Work instructions:
Give only the number of lines in the records that include the string "left".
--- Start ---
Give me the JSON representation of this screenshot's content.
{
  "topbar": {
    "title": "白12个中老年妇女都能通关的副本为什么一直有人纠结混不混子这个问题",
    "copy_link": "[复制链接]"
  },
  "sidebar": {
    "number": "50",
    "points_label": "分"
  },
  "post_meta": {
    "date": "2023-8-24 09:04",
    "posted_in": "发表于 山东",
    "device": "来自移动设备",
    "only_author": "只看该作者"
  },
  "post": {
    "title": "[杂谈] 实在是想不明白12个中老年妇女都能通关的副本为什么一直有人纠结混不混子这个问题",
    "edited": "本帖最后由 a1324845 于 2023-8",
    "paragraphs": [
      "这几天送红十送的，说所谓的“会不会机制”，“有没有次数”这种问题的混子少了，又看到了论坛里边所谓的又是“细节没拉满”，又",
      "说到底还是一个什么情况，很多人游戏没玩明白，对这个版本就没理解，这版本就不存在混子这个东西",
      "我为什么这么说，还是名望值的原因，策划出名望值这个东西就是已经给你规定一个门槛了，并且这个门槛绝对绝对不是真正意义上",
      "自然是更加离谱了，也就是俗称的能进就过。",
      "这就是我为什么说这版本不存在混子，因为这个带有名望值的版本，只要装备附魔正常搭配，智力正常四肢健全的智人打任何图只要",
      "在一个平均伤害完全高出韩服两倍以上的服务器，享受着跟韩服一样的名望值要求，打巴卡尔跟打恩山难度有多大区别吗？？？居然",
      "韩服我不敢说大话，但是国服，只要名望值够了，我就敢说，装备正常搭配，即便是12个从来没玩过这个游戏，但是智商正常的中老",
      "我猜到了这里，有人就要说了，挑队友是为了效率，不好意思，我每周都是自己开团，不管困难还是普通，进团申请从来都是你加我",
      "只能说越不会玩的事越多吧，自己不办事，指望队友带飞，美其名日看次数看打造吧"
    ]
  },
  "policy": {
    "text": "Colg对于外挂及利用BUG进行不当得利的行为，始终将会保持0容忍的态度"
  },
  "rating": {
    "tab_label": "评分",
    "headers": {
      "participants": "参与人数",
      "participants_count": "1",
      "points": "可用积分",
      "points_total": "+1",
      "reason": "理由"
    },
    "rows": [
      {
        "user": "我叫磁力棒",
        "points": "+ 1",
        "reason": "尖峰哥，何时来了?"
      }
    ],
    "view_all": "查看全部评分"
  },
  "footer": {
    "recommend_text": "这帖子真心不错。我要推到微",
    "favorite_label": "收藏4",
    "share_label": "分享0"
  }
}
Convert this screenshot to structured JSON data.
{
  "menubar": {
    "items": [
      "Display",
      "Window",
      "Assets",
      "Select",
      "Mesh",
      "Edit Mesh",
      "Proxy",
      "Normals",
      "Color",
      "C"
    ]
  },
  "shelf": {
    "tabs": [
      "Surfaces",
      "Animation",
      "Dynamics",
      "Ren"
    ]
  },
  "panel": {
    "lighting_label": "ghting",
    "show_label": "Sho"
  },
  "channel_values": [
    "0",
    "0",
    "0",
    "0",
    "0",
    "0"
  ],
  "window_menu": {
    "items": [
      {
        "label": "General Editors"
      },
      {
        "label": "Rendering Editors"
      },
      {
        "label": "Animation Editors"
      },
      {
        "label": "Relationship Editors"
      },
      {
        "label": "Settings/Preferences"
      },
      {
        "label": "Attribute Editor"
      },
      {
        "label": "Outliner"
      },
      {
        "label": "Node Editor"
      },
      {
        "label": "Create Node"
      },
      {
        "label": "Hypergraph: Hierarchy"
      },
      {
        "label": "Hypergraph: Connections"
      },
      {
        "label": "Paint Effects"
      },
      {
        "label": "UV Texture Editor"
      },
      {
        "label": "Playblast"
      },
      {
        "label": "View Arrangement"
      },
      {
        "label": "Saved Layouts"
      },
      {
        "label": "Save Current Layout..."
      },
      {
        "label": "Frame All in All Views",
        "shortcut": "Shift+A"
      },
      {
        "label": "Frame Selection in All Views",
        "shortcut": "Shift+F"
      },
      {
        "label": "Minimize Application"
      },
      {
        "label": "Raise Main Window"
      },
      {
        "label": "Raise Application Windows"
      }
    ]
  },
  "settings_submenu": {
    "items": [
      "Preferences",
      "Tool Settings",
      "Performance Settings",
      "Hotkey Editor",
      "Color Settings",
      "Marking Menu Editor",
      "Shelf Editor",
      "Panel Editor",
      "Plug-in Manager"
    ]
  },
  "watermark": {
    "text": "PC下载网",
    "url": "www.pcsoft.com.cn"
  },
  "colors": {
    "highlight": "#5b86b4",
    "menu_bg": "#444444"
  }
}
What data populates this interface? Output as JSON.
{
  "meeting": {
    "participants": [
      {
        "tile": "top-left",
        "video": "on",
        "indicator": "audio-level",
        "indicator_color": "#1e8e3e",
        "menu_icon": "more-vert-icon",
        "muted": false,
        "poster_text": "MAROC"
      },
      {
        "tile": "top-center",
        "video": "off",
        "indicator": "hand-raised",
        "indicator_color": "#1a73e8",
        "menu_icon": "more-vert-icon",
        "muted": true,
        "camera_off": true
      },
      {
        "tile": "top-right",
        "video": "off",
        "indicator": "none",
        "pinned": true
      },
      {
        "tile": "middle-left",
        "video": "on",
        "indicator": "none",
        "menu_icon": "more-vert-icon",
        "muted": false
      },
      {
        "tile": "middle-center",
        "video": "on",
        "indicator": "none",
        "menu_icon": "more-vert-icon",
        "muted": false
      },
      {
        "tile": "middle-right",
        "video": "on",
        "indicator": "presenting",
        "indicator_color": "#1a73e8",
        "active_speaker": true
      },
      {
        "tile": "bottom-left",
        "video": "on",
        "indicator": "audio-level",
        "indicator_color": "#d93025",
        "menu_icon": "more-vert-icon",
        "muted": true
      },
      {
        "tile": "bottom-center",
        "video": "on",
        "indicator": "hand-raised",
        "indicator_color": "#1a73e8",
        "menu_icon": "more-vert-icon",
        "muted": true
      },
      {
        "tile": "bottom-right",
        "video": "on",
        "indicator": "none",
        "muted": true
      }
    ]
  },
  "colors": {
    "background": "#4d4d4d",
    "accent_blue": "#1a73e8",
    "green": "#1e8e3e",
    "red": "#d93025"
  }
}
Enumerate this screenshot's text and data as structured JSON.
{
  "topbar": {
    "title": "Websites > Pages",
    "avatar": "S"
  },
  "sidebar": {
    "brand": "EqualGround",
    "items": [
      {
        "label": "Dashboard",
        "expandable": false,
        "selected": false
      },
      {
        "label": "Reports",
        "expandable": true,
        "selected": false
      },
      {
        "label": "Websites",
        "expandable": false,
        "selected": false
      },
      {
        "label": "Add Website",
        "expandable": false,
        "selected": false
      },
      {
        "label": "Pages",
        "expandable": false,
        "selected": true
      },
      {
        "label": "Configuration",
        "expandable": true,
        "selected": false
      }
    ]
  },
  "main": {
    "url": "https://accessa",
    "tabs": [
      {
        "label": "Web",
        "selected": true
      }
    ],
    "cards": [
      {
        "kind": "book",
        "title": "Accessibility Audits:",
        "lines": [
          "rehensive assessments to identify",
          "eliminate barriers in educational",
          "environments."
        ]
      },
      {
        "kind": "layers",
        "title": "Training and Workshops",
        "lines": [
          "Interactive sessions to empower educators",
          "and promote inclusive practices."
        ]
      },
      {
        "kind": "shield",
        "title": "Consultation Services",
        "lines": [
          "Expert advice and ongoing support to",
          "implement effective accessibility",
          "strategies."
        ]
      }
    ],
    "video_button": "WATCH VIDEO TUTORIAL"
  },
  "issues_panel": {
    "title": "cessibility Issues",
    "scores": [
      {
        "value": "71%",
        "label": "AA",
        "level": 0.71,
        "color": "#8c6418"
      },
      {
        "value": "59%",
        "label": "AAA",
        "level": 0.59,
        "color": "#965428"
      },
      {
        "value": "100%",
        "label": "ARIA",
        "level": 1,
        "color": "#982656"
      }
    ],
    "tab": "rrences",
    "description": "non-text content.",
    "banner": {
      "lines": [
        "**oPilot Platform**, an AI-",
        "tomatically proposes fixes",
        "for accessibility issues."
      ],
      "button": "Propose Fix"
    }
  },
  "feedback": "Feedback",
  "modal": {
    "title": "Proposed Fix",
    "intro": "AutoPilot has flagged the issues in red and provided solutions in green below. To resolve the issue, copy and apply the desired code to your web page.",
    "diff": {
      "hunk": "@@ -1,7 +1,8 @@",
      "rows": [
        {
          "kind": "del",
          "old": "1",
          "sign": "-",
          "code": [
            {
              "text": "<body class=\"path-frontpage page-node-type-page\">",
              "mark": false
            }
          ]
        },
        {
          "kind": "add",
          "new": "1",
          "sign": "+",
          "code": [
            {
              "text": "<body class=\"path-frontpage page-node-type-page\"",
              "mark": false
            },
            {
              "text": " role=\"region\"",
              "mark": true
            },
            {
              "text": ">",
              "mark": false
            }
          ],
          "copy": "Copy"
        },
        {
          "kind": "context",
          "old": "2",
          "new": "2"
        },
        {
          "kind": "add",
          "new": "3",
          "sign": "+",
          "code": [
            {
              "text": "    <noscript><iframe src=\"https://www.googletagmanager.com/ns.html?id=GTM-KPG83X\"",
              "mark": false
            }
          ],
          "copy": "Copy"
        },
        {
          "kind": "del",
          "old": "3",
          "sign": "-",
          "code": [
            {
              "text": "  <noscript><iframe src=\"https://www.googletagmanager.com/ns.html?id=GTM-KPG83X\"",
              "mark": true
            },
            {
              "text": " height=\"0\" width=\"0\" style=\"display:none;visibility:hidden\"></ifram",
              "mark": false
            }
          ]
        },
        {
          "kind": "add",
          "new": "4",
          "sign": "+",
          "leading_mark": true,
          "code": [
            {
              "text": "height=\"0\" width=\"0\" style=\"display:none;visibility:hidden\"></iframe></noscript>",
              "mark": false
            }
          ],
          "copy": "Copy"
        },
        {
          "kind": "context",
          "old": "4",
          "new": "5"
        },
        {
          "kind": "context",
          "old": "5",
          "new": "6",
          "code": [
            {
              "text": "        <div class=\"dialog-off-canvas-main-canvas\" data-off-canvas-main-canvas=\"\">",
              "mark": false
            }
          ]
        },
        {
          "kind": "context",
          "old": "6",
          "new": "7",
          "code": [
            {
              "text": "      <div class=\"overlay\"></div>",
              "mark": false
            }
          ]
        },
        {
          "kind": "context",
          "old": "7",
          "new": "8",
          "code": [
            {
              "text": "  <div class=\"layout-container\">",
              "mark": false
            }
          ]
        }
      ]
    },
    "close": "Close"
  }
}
--- End ---
Response to the exercise:
3